▶ [WHAT THE EXERCISE ASKS]: Scan the material and copy every line in which "text" appears.

Recorded data:
>> BEGIN
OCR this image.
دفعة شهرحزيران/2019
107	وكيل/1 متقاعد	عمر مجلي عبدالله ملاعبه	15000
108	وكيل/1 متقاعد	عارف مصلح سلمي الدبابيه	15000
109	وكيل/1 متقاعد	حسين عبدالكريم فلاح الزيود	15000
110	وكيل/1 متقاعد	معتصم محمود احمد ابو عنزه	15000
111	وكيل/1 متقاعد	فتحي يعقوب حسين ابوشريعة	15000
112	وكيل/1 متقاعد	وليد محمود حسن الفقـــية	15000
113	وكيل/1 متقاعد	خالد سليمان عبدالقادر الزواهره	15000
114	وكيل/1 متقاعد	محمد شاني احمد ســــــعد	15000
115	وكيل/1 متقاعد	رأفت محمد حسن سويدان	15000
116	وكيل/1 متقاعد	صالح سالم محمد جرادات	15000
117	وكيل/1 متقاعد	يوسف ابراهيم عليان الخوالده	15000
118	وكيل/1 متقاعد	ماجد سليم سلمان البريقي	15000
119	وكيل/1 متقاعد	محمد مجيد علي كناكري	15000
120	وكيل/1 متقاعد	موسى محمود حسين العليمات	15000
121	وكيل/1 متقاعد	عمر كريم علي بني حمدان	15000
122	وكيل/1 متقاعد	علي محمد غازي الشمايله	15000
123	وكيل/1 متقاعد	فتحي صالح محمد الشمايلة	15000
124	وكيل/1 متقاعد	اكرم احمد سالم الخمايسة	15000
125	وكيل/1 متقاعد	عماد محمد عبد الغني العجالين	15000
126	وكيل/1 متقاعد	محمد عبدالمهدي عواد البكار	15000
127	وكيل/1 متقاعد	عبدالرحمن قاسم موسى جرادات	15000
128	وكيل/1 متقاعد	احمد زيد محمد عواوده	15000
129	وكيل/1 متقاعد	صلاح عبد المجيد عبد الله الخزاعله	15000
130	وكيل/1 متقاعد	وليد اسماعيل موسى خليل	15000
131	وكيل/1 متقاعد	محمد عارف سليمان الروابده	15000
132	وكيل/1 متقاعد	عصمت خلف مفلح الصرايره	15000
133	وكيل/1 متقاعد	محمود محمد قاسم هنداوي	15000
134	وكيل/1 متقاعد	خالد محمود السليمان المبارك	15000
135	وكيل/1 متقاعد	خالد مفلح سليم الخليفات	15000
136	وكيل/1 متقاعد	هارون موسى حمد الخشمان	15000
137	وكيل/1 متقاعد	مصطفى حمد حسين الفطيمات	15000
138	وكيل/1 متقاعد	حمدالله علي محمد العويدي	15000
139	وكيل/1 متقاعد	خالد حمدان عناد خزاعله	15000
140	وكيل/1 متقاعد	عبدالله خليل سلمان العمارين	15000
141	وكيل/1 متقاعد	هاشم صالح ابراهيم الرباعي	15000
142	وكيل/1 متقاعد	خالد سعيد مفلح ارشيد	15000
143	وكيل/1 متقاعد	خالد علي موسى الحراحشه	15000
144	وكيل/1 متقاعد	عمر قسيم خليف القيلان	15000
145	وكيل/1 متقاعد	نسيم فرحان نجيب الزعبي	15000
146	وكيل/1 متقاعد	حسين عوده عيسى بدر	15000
>> END
>> BEGIN
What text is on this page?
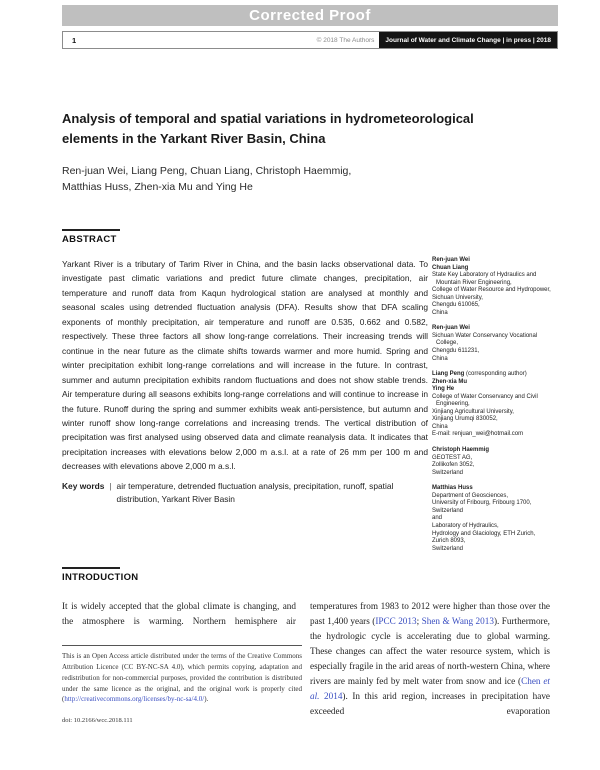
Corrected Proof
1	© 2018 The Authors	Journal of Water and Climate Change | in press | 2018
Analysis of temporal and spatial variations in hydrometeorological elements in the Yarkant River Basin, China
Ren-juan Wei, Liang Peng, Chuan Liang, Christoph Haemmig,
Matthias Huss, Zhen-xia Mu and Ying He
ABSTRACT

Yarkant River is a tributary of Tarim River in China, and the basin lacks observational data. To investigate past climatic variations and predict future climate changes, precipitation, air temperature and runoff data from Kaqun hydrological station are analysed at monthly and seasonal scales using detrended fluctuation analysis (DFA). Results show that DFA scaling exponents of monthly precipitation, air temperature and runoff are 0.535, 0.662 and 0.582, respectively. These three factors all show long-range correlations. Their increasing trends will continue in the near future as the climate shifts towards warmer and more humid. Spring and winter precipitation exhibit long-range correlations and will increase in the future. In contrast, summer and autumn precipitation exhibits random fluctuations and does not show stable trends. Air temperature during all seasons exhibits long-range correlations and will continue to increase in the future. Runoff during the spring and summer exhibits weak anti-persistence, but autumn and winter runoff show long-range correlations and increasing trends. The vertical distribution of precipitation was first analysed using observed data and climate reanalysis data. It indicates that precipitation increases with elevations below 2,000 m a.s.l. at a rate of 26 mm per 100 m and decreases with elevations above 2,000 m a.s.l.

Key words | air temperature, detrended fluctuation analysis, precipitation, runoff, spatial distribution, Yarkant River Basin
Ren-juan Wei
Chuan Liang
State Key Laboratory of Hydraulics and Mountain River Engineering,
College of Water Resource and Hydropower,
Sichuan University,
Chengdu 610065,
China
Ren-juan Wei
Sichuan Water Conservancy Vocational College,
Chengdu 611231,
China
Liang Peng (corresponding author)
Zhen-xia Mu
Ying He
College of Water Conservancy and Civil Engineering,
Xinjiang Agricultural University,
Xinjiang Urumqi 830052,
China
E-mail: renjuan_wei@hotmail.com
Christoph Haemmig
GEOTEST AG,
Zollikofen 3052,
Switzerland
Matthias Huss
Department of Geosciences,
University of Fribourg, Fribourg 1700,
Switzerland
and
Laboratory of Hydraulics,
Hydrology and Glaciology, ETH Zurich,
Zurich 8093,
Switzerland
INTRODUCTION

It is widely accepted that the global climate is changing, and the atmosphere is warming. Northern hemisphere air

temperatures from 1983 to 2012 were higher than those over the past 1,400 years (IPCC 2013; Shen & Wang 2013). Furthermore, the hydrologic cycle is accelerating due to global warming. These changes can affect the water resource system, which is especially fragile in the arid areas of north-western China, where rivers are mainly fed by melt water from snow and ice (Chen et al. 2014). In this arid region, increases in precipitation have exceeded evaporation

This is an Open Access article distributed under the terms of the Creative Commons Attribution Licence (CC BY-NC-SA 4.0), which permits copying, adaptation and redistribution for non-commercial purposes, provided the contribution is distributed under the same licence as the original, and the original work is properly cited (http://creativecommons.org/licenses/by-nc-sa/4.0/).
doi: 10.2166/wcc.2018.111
>> END
>> BEGIN
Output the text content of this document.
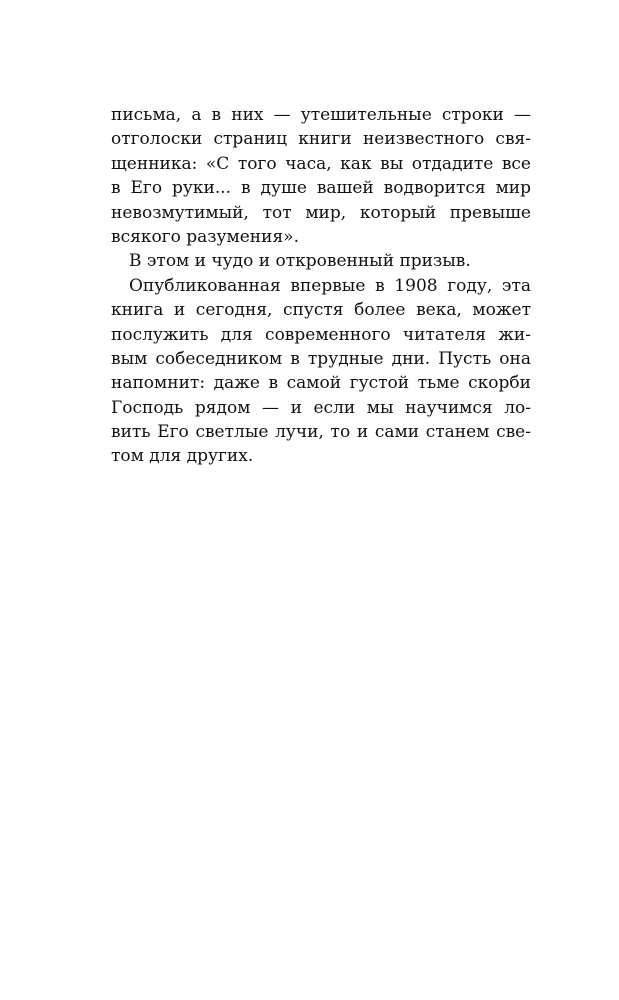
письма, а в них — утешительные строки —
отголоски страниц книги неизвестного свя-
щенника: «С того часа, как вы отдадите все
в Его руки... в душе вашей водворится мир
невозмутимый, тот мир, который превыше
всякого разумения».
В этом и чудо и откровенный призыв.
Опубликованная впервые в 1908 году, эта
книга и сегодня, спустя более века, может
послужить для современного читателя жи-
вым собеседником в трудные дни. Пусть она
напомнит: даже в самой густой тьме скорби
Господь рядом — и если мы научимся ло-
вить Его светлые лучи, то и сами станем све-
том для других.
>> END
▶ [RESULT OF THE EXERCISE]:
What text is on this page?
Output the text content of this document.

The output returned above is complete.